▸ INPUT DATA:
--- --- ---

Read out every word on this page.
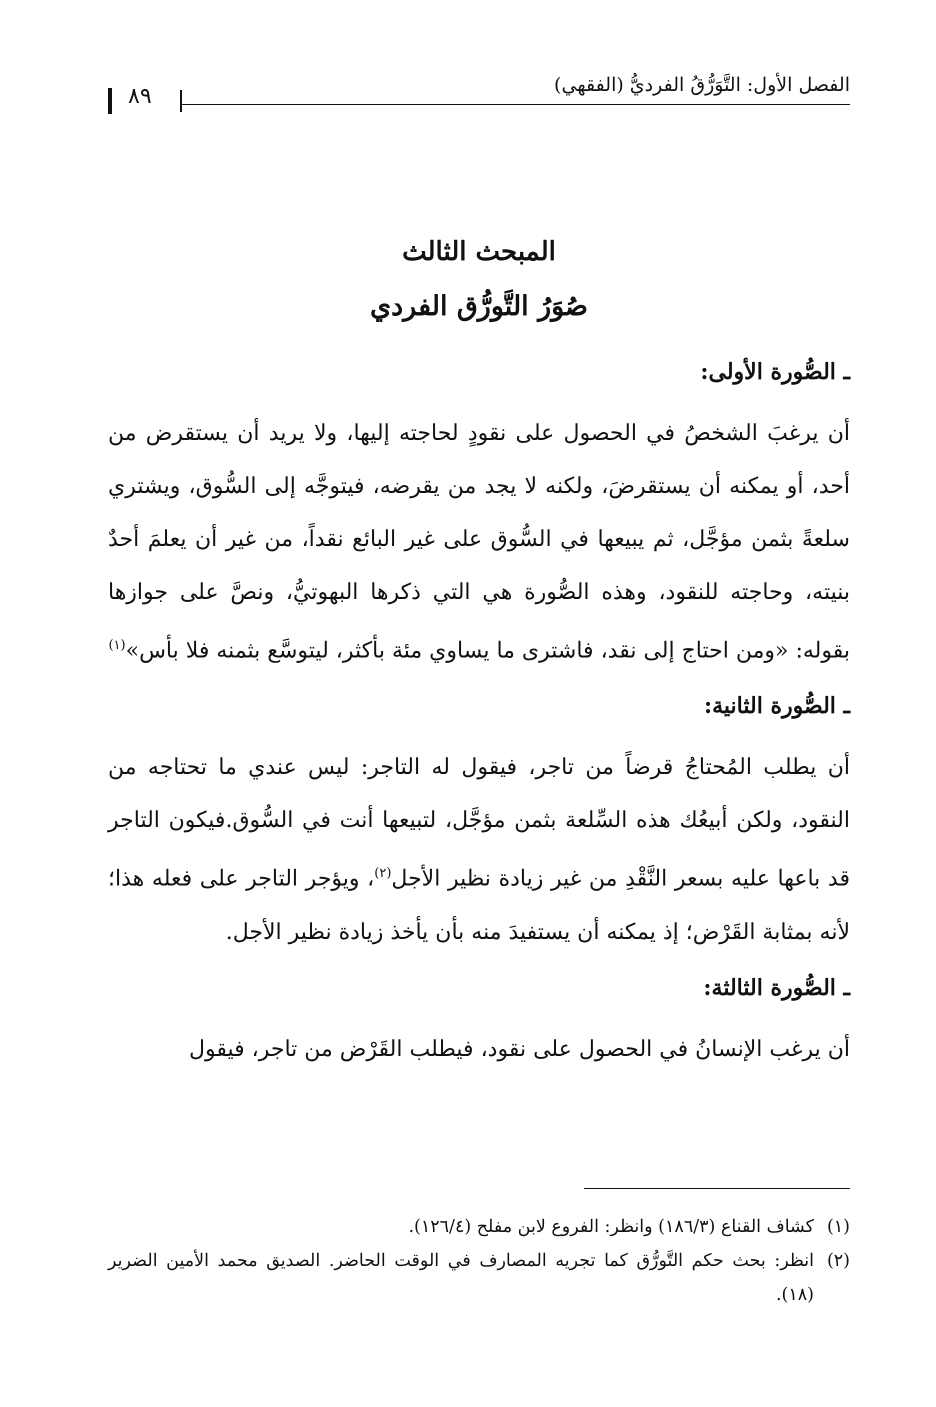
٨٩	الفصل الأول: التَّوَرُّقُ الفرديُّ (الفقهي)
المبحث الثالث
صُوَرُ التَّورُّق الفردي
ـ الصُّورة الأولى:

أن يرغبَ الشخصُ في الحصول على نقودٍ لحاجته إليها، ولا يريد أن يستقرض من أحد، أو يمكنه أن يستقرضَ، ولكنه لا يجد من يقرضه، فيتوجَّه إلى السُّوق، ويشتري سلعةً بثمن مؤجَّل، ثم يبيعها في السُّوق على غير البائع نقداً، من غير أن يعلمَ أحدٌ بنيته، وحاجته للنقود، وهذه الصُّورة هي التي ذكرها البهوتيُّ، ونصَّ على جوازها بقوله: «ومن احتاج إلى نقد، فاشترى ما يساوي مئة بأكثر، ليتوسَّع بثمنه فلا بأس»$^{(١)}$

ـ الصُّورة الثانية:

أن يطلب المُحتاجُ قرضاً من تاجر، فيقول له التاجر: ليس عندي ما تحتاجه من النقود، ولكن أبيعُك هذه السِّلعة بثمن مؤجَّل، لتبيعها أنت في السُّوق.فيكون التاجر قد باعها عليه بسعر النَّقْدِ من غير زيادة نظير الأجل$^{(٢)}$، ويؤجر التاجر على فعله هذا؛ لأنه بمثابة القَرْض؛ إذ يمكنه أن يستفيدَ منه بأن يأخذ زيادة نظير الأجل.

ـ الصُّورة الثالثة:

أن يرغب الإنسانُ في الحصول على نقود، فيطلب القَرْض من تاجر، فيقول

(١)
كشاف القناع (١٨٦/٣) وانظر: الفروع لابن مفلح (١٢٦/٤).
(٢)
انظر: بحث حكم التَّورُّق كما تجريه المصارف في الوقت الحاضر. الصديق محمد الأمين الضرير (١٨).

--- --- ---

▸ TASK:
Lines in the records that hold the word "تاجر" are to be counted; give only the total.

▸ PROBLEM SOLUTION:
2